Pick out every line in the data below that holds "sich".

-- RECORD EXCERPTS start --

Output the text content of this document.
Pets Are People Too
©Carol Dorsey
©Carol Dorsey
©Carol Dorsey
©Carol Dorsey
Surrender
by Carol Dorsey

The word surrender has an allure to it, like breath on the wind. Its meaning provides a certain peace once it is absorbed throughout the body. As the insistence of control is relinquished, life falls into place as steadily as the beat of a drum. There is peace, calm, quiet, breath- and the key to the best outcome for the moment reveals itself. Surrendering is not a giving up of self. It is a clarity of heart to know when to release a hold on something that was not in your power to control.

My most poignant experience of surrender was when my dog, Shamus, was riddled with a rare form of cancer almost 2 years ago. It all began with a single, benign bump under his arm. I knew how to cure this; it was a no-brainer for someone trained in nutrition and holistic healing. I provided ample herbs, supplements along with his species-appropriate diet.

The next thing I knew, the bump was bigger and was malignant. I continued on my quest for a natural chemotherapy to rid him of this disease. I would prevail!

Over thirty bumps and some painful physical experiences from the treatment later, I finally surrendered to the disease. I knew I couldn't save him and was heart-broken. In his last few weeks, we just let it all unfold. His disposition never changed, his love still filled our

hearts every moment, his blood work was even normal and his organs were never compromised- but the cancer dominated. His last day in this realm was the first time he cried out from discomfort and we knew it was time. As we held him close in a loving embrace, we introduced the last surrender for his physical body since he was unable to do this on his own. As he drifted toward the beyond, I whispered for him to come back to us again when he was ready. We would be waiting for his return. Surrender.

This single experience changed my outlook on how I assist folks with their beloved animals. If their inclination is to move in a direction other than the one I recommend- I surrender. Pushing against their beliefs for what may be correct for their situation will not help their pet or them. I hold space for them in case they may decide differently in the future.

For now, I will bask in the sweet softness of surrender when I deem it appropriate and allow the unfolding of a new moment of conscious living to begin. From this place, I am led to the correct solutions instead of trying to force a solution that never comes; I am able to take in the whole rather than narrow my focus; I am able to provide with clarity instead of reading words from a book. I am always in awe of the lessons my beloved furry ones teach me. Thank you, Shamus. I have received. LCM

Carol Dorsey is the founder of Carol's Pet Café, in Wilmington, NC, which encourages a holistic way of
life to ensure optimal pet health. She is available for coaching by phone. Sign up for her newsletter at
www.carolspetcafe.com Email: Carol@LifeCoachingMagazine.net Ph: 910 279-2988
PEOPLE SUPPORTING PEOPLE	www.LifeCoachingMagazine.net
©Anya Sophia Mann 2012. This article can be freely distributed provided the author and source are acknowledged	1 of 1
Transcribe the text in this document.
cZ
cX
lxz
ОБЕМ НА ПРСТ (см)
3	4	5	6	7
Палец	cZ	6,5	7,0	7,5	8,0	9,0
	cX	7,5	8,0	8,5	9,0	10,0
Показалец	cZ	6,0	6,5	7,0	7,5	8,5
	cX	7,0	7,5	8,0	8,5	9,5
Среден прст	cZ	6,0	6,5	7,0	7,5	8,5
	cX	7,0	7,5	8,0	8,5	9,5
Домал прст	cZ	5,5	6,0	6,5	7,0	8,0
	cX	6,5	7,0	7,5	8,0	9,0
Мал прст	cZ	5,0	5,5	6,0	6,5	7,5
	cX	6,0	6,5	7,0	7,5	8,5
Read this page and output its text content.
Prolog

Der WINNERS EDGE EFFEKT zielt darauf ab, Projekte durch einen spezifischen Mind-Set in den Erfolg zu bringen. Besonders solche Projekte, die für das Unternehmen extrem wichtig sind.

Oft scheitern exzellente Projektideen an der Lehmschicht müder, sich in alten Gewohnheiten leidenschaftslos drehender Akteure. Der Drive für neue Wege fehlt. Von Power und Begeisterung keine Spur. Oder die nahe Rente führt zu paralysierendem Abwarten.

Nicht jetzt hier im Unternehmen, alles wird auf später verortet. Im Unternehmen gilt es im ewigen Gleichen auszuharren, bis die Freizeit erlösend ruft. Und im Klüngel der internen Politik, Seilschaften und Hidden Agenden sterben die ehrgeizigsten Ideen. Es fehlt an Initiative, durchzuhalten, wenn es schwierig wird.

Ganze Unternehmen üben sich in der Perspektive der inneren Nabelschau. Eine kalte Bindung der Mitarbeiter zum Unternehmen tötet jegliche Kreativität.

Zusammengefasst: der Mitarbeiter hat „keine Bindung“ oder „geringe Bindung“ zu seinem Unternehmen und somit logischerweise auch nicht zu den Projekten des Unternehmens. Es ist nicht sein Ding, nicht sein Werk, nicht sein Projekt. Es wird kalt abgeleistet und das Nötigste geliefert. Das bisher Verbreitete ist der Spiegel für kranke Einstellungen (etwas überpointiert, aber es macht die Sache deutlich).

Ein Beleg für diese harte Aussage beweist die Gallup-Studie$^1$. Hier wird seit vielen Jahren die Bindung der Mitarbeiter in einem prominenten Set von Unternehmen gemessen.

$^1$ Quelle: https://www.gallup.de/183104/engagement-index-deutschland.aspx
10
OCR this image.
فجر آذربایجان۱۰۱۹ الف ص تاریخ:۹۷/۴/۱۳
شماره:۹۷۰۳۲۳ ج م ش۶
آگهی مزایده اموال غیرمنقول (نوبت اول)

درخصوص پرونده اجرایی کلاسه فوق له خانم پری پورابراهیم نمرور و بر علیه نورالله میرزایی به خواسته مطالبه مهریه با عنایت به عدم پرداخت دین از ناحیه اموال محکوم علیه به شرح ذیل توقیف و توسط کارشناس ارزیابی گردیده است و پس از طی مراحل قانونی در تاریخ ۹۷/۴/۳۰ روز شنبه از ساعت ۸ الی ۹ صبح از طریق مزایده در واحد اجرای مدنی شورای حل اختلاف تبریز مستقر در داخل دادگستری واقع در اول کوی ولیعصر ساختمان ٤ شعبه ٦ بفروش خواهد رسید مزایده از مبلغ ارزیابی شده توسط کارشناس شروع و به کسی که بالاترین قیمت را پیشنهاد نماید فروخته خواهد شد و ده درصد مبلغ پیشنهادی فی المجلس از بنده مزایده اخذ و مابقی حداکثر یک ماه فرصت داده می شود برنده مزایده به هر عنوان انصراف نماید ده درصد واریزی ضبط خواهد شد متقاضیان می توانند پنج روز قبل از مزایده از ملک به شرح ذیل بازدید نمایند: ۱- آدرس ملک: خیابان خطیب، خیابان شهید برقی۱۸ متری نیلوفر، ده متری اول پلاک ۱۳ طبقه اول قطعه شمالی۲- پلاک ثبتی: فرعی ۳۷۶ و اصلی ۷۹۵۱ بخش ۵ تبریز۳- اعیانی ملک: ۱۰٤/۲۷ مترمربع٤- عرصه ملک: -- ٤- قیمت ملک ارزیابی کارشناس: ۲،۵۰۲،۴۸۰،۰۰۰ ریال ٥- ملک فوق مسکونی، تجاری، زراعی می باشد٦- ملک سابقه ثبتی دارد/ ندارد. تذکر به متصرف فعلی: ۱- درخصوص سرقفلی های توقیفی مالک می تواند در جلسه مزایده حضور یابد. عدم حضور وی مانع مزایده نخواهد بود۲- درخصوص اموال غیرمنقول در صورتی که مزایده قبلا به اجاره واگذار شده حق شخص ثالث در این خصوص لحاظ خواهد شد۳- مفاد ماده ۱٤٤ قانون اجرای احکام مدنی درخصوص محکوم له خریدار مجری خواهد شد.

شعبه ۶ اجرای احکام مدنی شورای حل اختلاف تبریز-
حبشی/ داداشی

-- RECORD EXCERPTS end --

RESULT OF THIS EXERCISE:
Oft scheitern exzellente Projektideen an der Lehmschicht müder, sich in alten Gewohnheiten leidenschaftslos drehender Akteure. Der Drive für neue Wege fehlt. Von Power und Begeisterung keine Spur. Oder die nahe Rente führt zu paralysierendem Abwarten.
Ganze Unternehmen üben sich in der Perspektive der inneren Nabelschau. Eine kalte Bindung der Mitarbeiter zum Unternehmen tötet jegliche Kreativität.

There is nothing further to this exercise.